*** INFORMATION SHOWN ***

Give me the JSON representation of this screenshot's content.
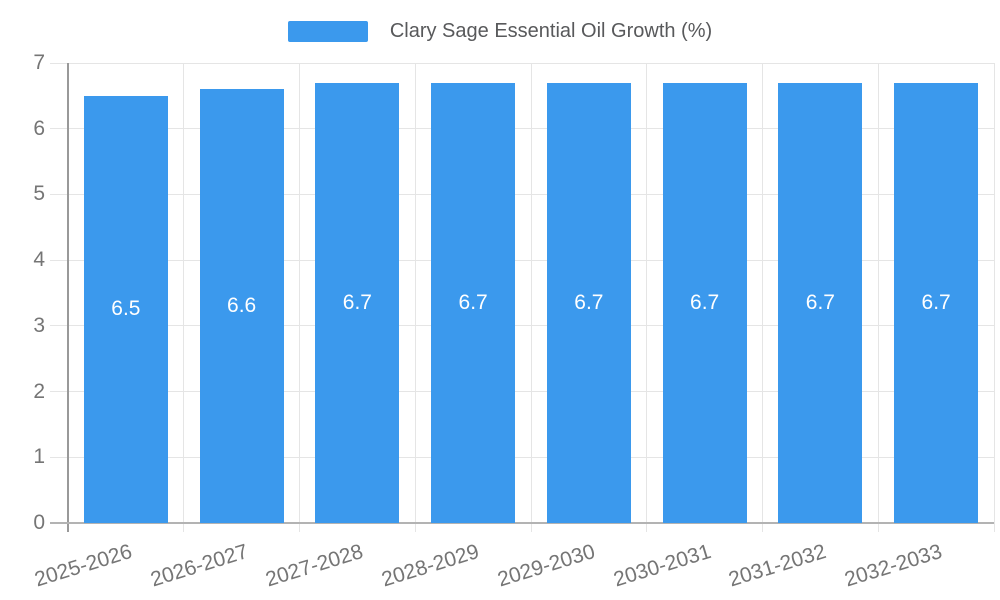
{
  "chart_data": {
    "type": "bar",
    "title": "Clary Sage Essential Oil Growth (%)",
    "legend_entries": [
      "Clary Sage Essential Oil Growth (%)"
    ],
    "legend_position": "top-center",
    "categories": [
      "2025-2026",
      "2026-2027",
      "2027-2028",
      "2028-2029",
      "2029-2030",
      "2030-2031",
      "2031-2032",
      "2032-2033"
    ],
    "values": [
      6.5,
      6.6,
      6.7,
      6.7,
      6.7,
      6.7,
      6.7,
      6.7
    ],
    "bar_labels": [
      "6.5",
      "6.6",
      "6.7",
      "6.7",
      "6.7",
      "6.7",
      "6.7",
      "6.7"
    ],
    "xlabel": "",
    "ylabel": "",
    "ylim": [
      0,
      7
    ],
    "y_ticks": [
      0,
      1,
      2,
      3,
      4,
      5,
      6,
      7
    ],
    "grid": true,
    "colors": {
      "bar": "#3b99ed",
      "bar_label_text": "#ffffff",
      "axis_text": "#757575",
      "legend_text": "#58595b",
      "gridline": "#e5e5e5",
      "axis_line": "#999999",
      "baseline": "#b3b3b3"
    }
  }
}
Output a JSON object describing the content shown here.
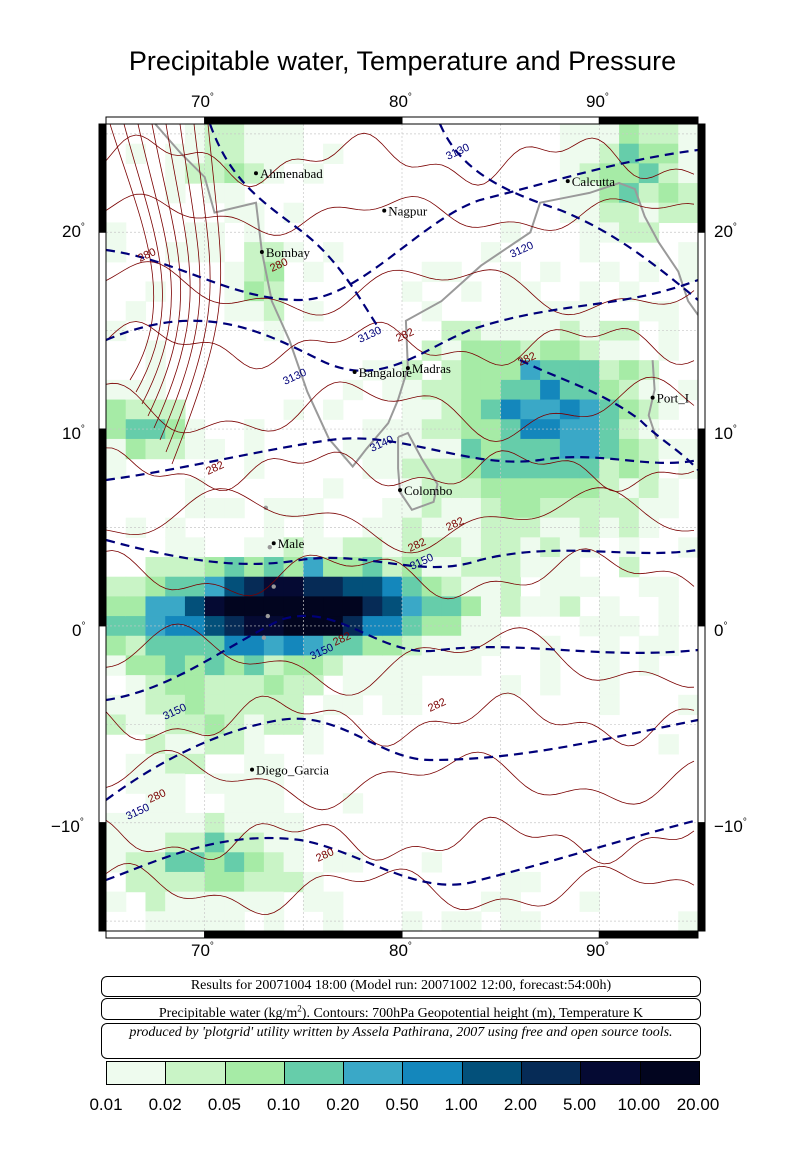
{
  "title": "Precipitable water, Temperature and Pressure",
  "x_ticks": [
    "70",
    "80",
    "90"
  ],
  "y_ticks": [
    "20",
    "10",
    "0",
    "−10"
  ],
  "degree_symbol": "°",
  "cities": [
    {
      "name": "Ahmenabad",
      "lon": 72.6,
      "lat": 23.0
    },
    {
      "name": "Nagpur",
      "lon": 79.1,
      "lat": 21.1
    },
    {
      "name": "Calcutta",
      "lon": 88.4,
      "lat": 22.6
    },
    {
      "name": "Bombay",
      "lon": 72.9,
      "lat": 19.0
    },
    {
      "name": "Madras",
      "lon": 80.3,
      "lat": 13.1
    },
    {
      "name": "Bangalore",
      "lon": 77.6,
      "lat": 12.9
    },
    {
      "name": "Port_Blair",
      "lon": 92.7,
      "lat": 11.6,
      "shown_text": "Port_I"
    },
    {
      "name": "Colombo",
      "lon": 79.9,
      "lat": 6.9
    },
    {
      "name": "Male",
      "lon": 73.5,
      "lat": 4.2
    },
    {
      "name": "Diego_Garcia",
      "lon": 72.4,
      "lat": -7.3
    }
  ],
  "contour_labels": [
    {
      "text": "3130",
      "color": "#00007a"
    },
    {
      "text": "3120",
      "color": "#00007a"
    },
    {
      "text": "3140",
      "color": "#00007a"
    },
    {
      "text": "3150",
      "color": "#00007a"
    },
    {
      "text": "280",
      "color": "#7a0000"
    },
    {
      "text": "282",
      "color": "#7a0000"
    }
  ],
  "info": {
    "results": "Results for 20071004 18:00 (Model run: 20071002 12:00, forecast:54:00h)",
    "legend_prefix": "Precipitable water (kg/m",
    "legend_sup": "2",
    "legend_suffix": ").  Contours: 700hPa Geopotential height (m), Temperature K",
    "credit": "produced by 'plotgrid' utility written by Assela Pathirana, 2007 using free and open source tools."
  },
  "colorbar": {
    "labels": [
      "0.01",
      "0.02",
      "0.05",
      "0.10",
      "0.20",
      "0.50",
      "1.00",
      "2.00",
      "5.00",
      "10.00",
      "20.00"
    ],
    "colors": [
      "#eefbee",
      "#c9f4c6",
      "#a6eba6",
      "#66cdaa",
      "#3aa8c7",
      "#1487bc",
      "#03507a",
      "#062b56",
      "#050a33",
      "#02051f"
    ]
  },
  "map": {
    "lon_range": [
      65,
      95
    ],
    "lat_range": [
      -15.5,
      25.5
    ],
    "colors": {
      "geopotential": "#00007a",
      "temperature": "#7a0000",
      "coastline": "#9a9a9a",
      "grid": "#c8c8c8"
    }
  }
}
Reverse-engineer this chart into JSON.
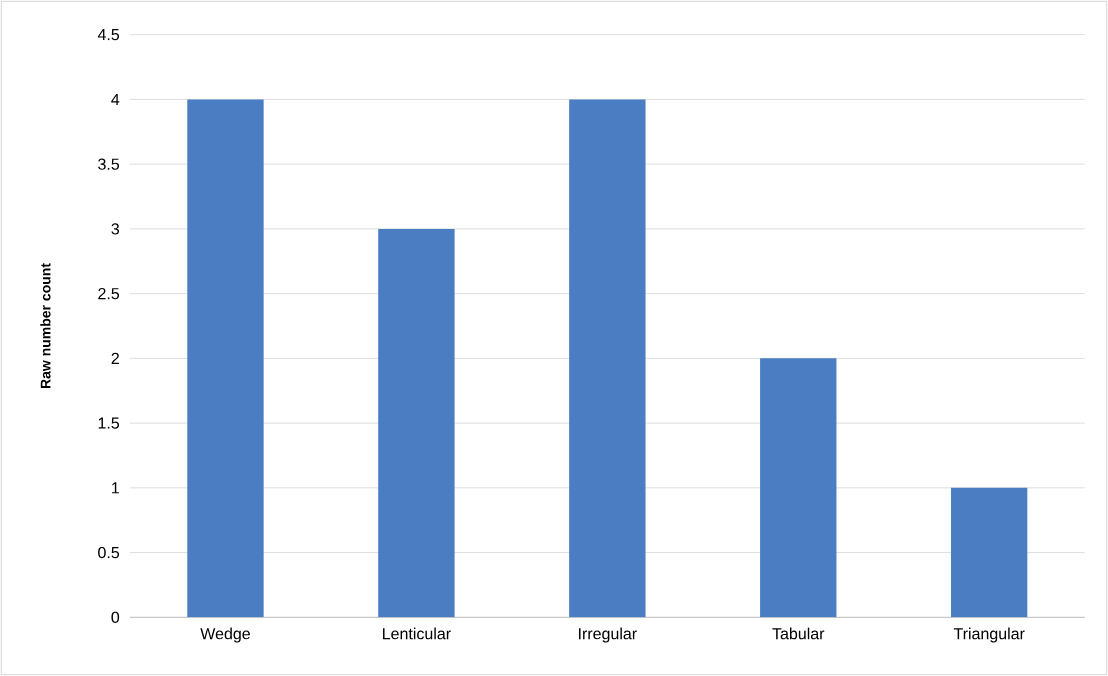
{
  "chart_data": {
    "type": "bar",
    "ylabel": "Raw number count",
    "categories": [
      "Wedge",
      "Lenticular",
      "Irregular",
      "Tabular",
      "Triangular"
    ],
    "values": [
      4,
      3,
      4,
      2,
      1
    ],
    "color": "#4a7dc1",
    "ylim": [
      0,
      4.5
    ],
    "yticks": [
      0,
      0.5,
      1,
      1.5,
      2,
      2.5,
      3,
      3.5,
      4,
      4.5
    ],
    "grid": "y"
  }
}
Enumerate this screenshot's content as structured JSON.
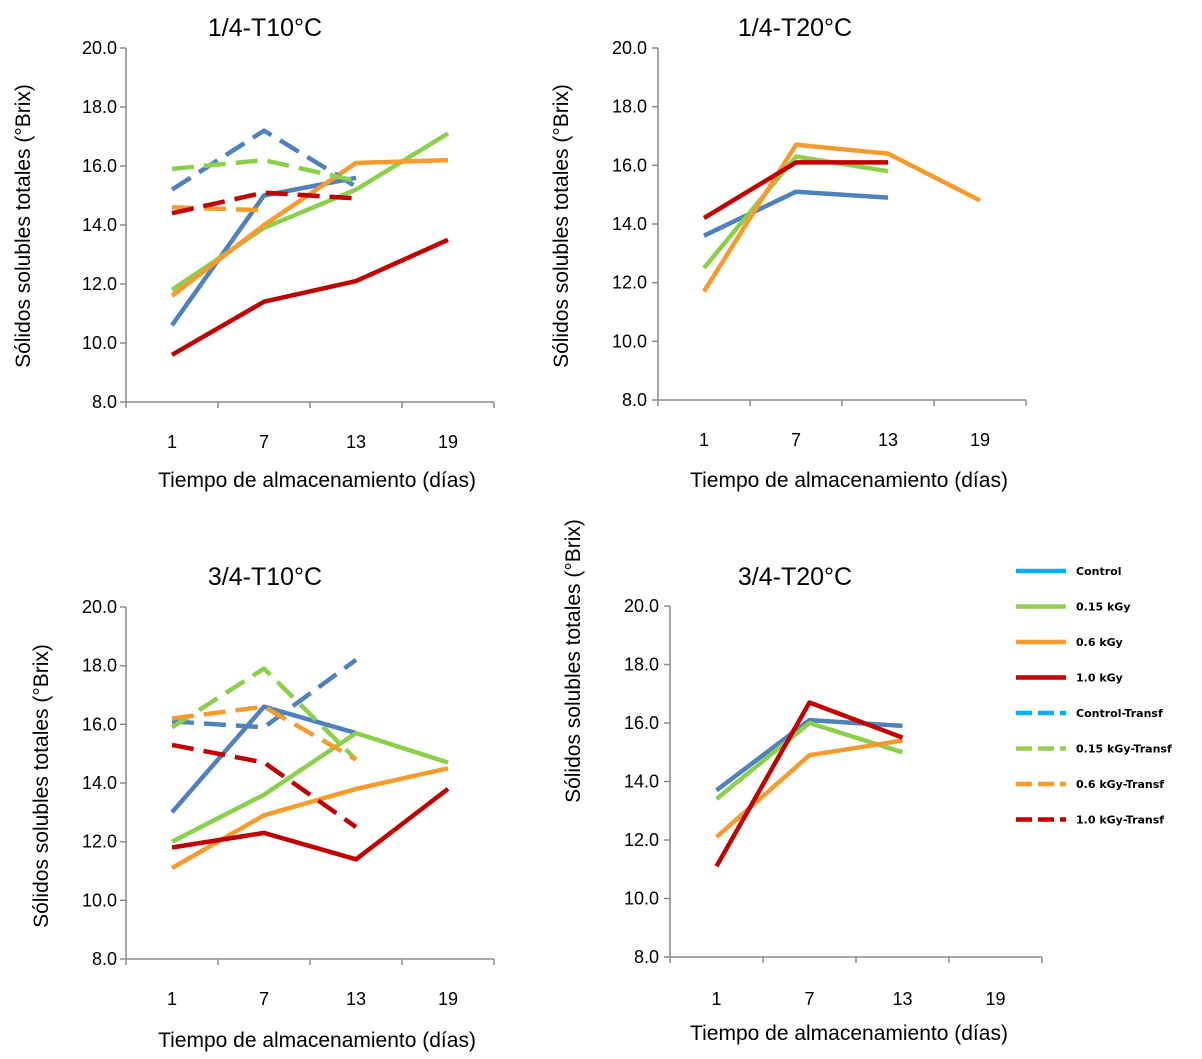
{
  "colors": {
    "Control": "#4f81bd",
    "0.15 kGy": "#8ccf4d",
    "0.6 kGy": "#f79b2e",
    "1.0 kGy": "#c00000"
  },
  "legend": {
    "items": [
      {
        "label": "Control",
        "color": "#00b0f0",
        "dashed": false
      },
      {
        "label": "0.15 kGy",
        "color": "#92d050",
        "dashed": false
      },
      {
        "label": "0.6 kGy",
        "color": "#f79b2e",
        "dashed": false
      },
      {
        "label": "1.0 kGy",
        "color": "#c00000",
        "dashed": false
      },
      {
        "label": "Control-Transf",
        "color": "#00b0f0",
        "dashed": true
      },
      {
        "label": "0.15 kGy-Transf",
        "color": "#92d050",
        "dashed": true
      },
      {
        "label": "0.6 kGy-Transf",
        "color": "#f79b2e",
        "dashed": true
      },
      {
        "label": "1.0 kGy-Transf",
        "color": "#c00000",
        "dashed": true
      }
    ]
  },
  "chart_data": [
    {
      "type": "line",
      "title": "1/4-T10°C",
      "xlabel": "Tiempo de almacenamiento (días)",
      "ylabel": "Sólidos solubles totales  (°Brix)",
      "categories": [
        "1",
        "7",
        "13",
        "19"
      ],
      "ylim": [
        8.0,
        20.0
      ],
      "yticks": [
        "8.0",
        "10.0",
        "12.0",
        "14.0",
        "16.0",
        "18.0",
        "20.0"
      ],
      "series": [
        {
          "name": "Control",
          "dashed": false,
          "values": [
            10.6,
            15.0,
            15.6,
            null
          ]
        },
        {
          "name": "0.15 kGy",
          "dashed": false,
          "values": [
            11.8,
            13.9,
            15.2,
            17.1
          ]
        },
        {
          "name": "0.6 kGy",
          "dashed": false,
          "values": [
            11.6,
            14.0,
            16.1,
            16.2
          ]
        },
        {
          "name": "1.0 kGy",
          "dashed": false,
          "values": [
            9.6,
            11.4,
            12.1,
            13.5
          ]
        },
        {
          "name": "Control-Transf",
          "dashed": true,
          "values": [
            15.2,
            17.2,
            15.3,
            null
          ]
        },
        {
          "name": "0.15 kGy-Transf",
          "dashed": true,
          "values": [
            15.9,
            16.2,
            15.5,
            null
          ]
        },
        {
          "name": "0.6 kGy-Transf",
          "dashed": true,
          "values": [
            14.6,
            14.5,
            null,
            null
          ]
        },
        {
          "name": "1.0 kGy-Transf",
          "dashed": true,
          "values": [
            14.4,
            15.1,
            14.9,
            null
          ]
        }
      ]
    },
    {
      "type": "line",
      "title": "1/4-T20°C",
      "xlabel": "Tiempo de almacenamiento (días)",
      "ylabel": "Sólidos solubles totales  (°Brix)",
      "categories": [
        "1",
        "7",
        "13",
        "19"
      ],
      "ylim": [
        8.0,
        20.0
      ],
      "yticks": [
        "8.0",
        "10.0",
        "12.0",
        "14.0",
        "16.0",
        "18.0",
        "20.0"
      ],
      "series": [
        {
          "name": "Control",
          "dashed": false,
          "values": [
            13.6,
            15.1,
            14.9,
            null
          ]
        },
        {
          "name": "0.15 kGy",
          "dashed": false,
          "values": [
            12.5,
            16.3,
            15.8,
            null
          ]
        },
        {
          "name": "0.6 kGy",
          "dashed": false,
          "values": [
            11.7,
            16.7,
            16.4,
            14.8
          ]
        },
        {
          "name": "1.0 kGy",
          "dashed": false,
          "values": [
            14.2,
            16.1,
            16.1,
            null
          ]
        }
      ]
    },
    {
      "type": "line",
      "title": "3/4-T10°C",
      "xlabel": "Tiempo de almacenamiento (días)",
      "ylabel": "Sólidos solubles totales  (°Brix)",
      "categories": [
        "1",
        "7",
        "13",
        "19"
      ],
      "ylim": [
        8.0,
        20.0
      ],
      "yticks": [
        "8.0",
        "10.0",
        "12.0",
        "14.0",
        "16.0",
        "18.0",
        "20.0"
      ],
      "series": [
        {
          "name": "Control",
          "dashed": false,
          "values": [
            13.0,
            16.6,
            15.7,
            null
          ]
        },
        {
          "name": "0.15 kGy",
          "dashed": false,
          "values": [
            12.0,
            13.6,
            15.7,
            14.7
          ]
        },
        {
          "name": "0.6 kGy",
          "dashed": false,
          "values": [
            11.1,
            12.9,
            13.8,
            14.5
          ]
        },
        {
          "name": "1.0 kGy",
          "dashed": false,
          "values": [
            11.8,
            12.3,
            11.4,
            13.8
          ]
        },
        {
          "name": "Control-Transf",
          "dashed": true,
          "values": [
            16.1,
            15.9,
            18.2,
            null
          ]
        },
        {
          "name": "0.15 kGy-Transf",
          "dashed": true,
          "values": [
            15.9,
            17.9,
            14.8,
            null
          ]
        },
        {
          "name": "0.6 kGy-Transf",
          "dashed": true,
          "values": [
            16.2,
            16.6,
            14.8,
            null
          ]
        },
        {
          "name": "1.0 kGy-Transf",
          "dashed": true,
          "values": [
            15.3,
            14.7,
            12.5,
            null
          ]
        }
      ]
    },
    {
      "type": "line",
      "title": "3/4-T20°C",
      "xlabel": "Tiempo de almacenamiento (días)",
      "ylabel": "Sólidos solubles totales (°Brix)",
      "categories": [
        "1",
        "7",
        "13",
        "19"
      ],
      "ylim": [
        8.0,
        20.0
      ],
      "yticks": [
        "8.0",
        "10.0",
        "12.0",
        "14.0",
        "16.0",
        "18.0",
        "20.0"
      ],
      "series": [
        {
          "name": "Control",
          "dashed": false,
          "values": [
            13.7,
            16.1,
            15.9,
            null
          ]
        },
        {
          "name": "0.15 kGy",
          "dashed": false,
          "values": [
            13.4,
            16.0,
            15.0,
            null
          ]
        },
        {
          "name": "0.6 kGy",
          "dashed": false,
          "values": [
            12.1,
            14.9,
            15.4,
            null
          ]
        },
        {
          "name": "1.0 kGy",
          "dashed": false,
          "values": [
            11.1,
            16.7,
            15.5,
            null
          ]
        }
      ]
    }
  ]
}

***

◆ STATED GOAL ◆
Choose all lines containing the string "JSON" and copy them out.

◆ WRITTEN SOLUTION ◆
Give me the JSON representation of this screenshot's content.
Output a JSON object describing the content shown here.
Reverse-engineer this chart into JSON.
Enumerate this screenshot's content as structured JSON.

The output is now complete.